SELECTED EXTRACT -

--- start ---

GO has previously been reported to accelerate metal ion photoreduction through both 532 nm ns laser35 and UV lamp22 excitation. This acceleration has been attributed to the one- or two-photon excitation of the GO band gap,22,35,44,45 which ranges from approximately 2.5–4 eV for C/O ratios of 1–2.63 The resulting photoelectrons can reduce oxygen functional groups on GO,44,45 along with metal ions, if present.22,35 Moreover, the long ns pulse duration as compared to the electron-lattice temperature equilibration timescale of ∼1 ps64 enables efficient photothermal heating of the GO over the long duration of the laser pulse, further enhancing Au ion reduction.44,45

Given these circumstances, the significantly faster [AuCl4] photoreduction in the presence of GO using 532 nm, 8 ns laser pulses is expected for two reasons. First, the nearly sixfold higher linear absorption coefficient of the 0.33 mg mL−1 GO at 532 nm of 0.17 OD as compared to the 0.03 OD at 800 nm (cf., Fig. 1, black curves) results in the GO more efficiently absorbing the 532 nm light. The 532 nm wavelength (2.33 eV) can also access the GO band gap with absorption of two photons, while the 800 nm wavelength of the fs laser (1.55 eV) requires absorption of three photons. Despite the higher peak intensity of the fs laser, the more efficient linear and two-photon absorption at 532 nm is expected to result in the GO interacting much more strongly with the 532 nm laser. Second, the short duration of the fs laser pulse (30 fs) compared to electron-lattice temperature equilibration time (1 ps) is expected to limit the efficient transfer of the laser energy into heat because the laser pulse is no longer present once the GO has reached thermal equilibrium, so no photothermal enhancement can occur. Hence, both excitation efficiency and photothermal effects likely contribute to the faster [AuCl4] reduction in the presence of GO observed using 532 nm ns laser excitation.

--- end ---

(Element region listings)
--- start ---

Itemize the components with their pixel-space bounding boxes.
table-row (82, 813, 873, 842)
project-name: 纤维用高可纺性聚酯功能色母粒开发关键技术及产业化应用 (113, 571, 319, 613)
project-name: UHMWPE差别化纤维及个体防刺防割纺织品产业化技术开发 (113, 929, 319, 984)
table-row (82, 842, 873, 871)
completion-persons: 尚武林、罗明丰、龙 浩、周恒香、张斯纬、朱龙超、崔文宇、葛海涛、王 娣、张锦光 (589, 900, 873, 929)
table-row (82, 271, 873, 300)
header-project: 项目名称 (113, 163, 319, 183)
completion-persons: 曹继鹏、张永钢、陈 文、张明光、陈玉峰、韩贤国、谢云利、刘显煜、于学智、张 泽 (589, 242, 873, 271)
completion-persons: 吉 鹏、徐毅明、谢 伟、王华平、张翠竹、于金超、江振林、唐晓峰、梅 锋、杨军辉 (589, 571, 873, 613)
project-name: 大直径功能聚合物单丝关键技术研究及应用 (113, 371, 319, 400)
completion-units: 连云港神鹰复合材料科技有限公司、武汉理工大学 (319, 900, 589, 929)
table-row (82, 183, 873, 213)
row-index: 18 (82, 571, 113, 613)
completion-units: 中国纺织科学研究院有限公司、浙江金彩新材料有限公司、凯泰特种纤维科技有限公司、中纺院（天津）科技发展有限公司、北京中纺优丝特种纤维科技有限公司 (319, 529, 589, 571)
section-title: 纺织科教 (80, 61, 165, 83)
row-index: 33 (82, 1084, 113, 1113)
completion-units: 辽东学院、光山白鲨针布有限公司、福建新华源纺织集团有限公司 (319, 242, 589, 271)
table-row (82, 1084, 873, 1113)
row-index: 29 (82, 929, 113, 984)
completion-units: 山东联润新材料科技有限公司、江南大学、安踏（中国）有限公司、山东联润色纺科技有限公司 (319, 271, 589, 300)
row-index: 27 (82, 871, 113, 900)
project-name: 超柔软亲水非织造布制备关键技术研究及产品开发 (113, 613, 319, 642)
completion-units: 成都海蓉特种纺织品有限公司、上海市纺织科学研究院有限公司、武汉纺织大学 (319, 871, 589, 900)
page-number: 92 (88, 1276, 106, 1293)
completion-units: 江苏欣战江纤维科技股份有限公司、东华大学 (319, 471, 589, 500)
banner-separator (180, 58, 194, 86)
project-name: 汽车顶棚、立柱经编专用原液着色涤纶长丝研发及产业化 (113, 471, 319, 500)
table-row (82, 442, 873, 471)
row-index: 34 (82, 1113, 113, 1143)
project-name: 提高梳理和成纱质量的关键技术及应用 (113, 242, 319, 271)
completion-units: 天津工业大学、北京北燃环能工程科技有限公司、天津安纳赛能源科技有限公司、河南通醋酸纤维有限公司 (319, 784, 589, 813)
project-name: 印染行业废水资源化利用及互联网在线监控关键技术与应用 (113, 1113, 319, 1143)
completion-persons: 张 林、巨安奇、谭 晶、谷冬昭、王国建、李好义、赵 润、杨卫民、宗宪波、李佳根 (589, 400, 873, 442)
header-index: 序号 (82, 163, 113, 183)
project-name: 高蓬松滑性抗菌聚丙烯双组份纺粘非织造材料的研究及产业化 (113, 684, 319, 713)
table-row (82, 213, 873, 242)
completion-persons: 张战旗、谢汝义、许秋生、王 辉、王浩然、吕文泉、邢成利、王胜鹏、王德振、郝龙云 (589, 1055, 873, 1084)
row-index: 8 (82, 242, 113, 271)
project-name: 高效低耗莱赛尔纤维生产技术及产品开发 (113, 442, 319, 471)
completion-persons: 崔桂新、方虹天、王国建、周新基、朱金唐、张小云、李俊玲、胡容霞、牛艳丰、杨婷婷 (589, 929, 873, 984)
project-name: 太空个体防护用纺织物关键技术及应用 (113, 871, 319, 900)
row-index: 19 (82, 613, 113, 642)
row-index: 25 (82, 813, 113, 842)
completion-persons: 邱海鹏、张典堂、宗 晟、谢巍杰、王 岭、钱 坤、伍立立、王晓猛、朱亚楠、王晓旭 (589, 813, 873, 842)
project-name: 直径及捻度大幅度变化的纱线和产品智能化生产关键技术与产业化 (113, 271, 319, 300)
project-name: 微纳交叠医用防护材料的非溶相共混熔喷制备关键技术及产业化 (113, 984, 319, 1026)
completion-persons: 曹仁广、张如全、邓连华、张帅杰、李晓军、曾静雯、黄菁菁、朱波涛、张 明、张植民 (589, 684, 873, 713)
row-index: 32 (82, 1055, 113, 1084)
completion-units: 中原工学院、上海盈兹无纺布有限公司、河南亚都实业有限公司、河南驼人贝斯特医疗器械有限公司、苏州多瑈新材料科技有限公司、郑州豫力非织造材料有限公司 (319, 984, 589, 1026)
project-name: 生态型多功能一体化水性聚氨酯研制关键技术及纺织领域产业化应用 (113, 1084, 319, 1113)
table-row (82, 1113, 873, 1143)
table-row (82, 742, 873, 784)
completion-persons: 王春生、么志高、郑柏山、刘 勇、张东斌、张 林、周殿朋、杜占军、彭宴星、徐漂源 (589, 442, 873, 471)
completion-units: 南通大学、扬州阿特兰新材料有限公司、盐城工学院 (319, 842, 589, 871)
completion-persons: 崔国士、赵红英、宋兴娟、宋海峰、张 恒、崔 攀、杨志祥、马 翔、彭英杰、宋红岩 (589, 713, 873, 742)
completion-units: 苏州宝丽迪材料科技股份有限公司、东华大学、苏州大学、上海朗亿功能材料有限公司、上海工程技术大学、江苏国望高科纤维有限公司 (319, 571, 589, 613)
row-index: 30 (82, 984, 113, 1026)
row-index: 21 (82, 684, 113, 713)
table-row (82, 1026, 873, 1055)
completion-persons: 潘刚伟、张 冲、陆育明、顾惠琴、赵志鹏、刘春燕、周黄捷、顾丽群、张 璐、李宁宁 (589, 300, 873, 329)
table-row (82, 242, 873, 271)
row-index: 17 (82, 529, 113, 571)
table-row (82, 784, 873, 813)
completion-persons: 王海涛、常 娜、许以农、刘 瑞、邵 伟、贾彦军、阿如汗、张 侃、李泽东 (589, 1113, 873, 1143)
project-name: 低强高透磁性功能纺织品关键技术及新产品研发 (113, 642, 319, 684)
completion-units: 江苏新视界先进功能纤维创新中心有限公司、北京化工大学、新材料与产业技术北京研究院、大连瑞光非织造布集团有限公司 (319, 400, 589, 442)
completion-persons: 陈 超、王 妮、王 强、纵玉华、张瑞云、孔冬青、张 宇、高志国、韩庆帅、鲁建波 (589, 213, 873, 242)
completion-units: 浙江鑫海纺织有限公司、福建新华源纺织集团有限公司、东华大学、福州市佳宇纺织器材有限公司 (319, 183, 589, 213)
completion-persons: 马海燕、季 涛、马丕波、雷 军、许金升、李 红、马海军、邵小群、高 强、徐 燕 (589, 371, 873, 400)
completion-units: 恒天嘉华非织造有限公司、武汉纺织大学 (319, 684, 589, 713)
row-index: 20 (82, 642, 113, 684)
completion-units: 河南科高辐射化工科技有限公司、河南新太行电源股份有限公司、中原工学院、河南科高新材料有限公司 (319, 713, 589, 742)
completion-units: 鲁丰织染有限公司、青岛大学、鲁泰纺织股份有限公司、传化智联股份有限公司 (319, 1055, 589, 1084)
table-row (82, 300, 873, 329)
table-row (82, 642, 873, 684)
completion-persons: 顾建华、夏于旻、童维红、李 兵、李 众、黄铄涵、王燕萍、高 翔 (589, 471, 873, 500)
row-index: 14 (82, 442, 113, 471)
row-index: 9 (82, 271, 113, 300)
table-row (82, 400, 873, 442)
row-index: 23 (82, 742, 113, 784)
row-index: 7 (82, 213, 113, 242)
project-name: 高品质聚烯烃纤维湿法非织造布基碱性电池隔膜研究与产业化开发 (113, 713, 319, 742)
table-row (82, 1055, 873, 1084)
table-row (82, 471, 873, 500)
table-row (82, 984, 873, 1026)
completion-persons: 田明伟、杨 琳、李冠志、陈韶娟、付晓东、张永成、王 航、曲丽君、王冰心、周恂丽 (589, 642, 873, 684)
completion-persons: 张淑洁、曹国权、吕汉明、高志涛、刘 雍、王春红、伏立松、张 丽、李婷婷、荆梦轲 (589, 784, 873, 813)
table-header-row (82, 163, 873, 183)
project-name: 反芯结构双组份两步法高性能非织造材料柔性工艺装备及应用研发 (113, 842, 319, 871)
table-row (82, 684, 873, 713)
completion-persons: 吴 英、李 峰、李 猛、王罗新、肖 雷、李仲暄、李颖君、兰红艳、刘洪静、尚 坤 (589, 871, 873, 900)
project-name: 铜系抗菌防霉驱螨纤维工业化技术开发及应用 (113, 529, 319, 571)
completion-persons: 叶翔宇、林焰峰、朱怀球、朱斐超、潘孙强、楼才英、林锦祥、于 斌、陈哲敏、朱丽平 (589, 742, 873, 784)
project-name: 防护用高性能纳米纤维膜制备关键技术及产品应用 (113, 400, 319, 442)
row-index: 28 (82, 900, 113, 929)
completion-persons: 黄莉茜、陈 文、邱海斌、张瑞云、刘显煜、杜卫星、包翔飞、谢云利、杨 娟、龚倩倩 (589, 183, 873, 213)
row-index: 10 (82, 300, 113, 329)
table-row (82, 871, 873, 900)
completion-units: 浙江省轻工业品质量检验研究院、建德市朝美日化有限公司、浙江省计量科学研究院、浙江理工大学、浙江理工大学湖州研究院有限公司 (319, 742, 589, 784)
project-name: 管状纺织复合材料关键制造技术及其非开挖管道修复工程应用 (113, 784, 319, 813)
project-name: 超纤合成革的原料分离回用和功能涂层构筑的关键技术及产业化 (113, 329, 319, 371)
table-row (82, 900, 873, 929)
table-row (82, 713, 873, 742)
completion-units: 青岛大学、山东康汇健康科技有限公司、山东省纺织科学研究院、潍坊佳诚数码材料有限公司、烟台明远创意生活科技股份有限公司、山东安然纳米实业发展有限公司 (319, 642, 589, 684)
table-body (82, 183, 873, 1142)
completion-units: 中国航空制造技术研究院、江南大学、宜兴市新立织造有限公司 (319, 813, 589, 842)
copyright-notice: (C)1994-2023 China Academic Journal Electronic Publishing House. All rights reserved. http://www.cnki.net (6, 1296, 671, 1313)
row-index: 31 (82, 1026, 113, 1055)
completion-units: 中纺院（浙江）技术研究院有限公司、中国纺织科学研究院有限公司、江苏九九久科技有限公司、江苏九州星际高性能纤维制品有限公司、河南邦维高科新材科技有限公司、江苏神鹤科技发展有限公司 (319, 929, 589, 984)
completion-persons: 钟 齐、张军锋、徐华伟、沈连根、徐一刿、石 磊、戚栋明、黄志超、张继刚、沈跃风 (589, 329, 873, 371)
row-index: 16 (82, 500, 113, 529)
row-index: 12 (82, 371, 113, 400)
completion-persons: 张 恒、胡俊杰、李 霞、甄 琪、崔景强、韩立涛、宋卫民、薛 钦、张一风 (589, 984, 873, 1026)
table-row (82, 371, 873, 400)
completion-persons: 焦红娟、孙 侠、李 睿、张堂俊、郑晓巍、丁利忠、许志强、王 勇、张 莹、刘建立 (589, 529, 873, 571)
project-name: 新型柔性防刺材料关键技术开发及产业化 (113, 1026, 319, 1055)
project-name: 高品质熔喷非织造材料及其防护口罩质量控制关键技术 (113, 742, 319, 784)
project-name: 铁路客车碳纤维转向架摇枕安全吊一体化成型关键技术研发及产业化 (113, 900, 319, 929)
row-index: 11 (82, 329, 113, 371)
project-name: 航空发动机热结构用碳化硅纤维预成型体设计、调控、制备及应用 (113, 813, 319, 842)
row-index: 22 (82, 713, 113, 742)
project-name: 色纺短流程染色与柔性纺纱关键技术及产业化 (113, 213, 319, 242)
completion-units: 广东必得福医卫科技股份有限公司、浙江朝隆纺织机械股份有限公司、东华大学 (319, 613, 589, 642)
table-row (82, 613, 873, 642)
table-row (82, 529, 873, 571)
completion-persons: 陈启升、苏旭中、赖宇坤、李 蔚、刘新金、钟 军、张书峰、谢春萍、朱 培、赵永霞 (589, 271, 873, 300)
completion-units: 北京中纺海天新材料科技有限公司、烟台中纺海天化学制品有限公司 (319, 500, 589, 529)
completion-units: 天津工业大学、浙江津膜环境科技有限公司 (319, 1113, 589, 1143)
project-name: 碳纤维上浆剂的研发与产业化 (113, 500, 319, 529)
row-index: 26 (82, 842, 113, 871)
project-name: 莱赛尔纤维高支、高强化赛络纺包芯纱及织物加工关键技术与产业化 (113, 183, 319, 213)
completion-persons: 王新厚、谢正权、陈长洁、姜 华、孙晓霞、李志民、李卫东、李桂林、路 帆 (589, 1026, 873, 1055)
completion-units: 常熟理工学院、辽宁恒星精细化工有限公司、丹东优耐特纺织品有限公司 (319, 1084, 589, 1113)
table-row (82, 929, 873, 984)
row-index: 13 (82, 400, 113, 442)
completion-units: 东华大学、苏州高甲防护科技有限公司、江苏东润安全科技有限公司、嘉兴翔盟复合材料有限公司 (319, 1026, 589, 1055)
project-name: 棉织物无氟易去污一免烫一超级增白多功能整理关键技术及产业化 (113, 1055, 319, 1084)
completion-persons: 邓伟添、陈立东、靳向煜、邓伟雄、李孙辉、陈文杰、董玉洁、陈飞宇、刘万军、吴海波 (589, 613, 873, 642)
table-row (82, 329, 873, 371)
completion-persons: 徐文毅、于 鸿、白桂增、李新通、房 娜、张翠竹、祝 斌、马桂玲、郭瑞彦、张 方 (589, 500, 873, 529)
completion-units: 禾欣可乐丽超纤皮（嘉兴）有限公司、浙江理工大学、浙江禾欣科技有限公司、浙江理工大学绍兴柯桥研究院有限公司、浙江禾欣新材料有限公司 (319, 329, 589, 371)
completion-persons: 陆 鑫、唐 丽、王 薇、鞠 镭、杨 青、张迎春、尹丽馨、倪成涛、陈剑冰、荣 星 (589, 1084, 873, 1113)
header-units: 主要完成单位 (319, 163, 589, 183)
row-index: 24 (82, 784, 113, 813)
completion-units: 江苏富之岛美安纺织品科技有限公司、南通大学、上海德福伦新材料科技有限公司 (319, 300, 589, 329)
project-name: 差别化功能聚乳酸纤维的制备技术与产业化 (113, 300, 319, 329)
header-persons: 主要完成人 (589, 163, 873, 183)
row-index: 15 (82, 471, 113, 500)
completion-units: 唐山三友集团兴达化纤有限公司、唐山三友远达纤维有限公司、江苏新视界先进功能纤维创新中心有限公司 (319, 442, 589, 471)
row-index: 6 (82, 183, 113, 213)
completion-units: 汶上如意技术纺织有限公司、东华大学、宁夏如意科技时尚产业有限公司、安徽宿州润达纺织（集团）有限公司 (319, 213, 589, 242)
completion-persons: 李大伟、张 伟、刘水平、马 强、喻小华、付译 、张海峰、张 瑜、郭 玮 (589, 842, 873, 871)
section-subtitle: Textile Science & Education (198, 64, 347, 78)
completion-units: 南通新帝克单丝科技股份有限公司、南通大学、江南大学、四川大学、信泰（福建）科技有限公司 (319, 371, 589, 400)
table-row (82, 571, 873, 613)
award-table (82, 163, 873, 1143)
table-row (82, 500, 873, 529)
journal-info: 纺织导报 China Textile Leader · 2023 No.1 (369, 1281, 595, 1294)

--- end ---

WHAT YOU WILL DO -
1. Rewrite the records from their first line through the line containing "table-row (82, 842, 873, 871)", replacing "project-name" with "project-title" and leaving everything else unchanged.
2. Extend the passage on graphene oxide and laser-driven gold ion photoreduction, continuing from the point where it stops.
The text and the records have no connection to each other.

REPLIES -
1.
Itemize the components with their pixel-space bounding boxes.
table-row (82, 813, 873, 842)
project-title: 纤维用高可纺性聚酯功能色母粒开发关键技术及产业化应用 (113, 571, 319, 613)
project-title: UHMWPE差别化纤维及个体防刺防割纺织品产业化技术开发 (113, 929, 319, 984)
table-row (82, 842, 873, 871)

2.
The weaker effect of GO on [AuCl4] reduction using 800 nm fs laser pulses as compared to 532 nm ns pulses can account for the different Au NP size distributions (cf., Fig. 2). The consistent production of ∼5 nm Au NPs at any GO concentration with ns laser processing likely results from the 532 nm wavelength being resonant with the Au NP SPR feature, resulting in efficient fragmentation of any Au NPs that grow larger than ∼10 nm.47 In contrast, increasing concentration of GO results in a modest decrease in the mean diameter of the large Au NPs from 18 to 10 nm using fs laser processing. To further explore the origins of this size reduction, additional experiments using GO concentrations between 0.0033 and 0.33 mg mL−1 with fs laser processing were performed. Fig. 9(a) displays the SPR absorbance as a function of fs laser processing time for different GO concentrations. The addition of increasing amounts of GO results in gradually faster [AuCl4] reduction kinetics. The reduction kinetics for low GO concentrations display the typical ‘S’ shape indicating operation of the two-step Finke–Watsky autocatalytic rate law,65 which has been established for [AuCl4] photoreduction via water photolysis.47–49 However, high GO concentrations result in the SPR growth kinetics becoming nearly linear, indicating the emergence of a first-order rate law. This gradual shift with increasing GO concentration from autocatalytic to first-order kinetics suggests a transition from reduction by water photolysis to GO-mediated reduction.


image file: d0cp02953j-f9.tif
Fig. 9 (a) Fractional growth of the Au SPR absorbance feature versus fs laser processing time for various GO concentrations. (b) Completion time (blue) and Au NP sizes (red and magenta) at different GO concentrations. (c) Representative TEM images at different GO concentrations.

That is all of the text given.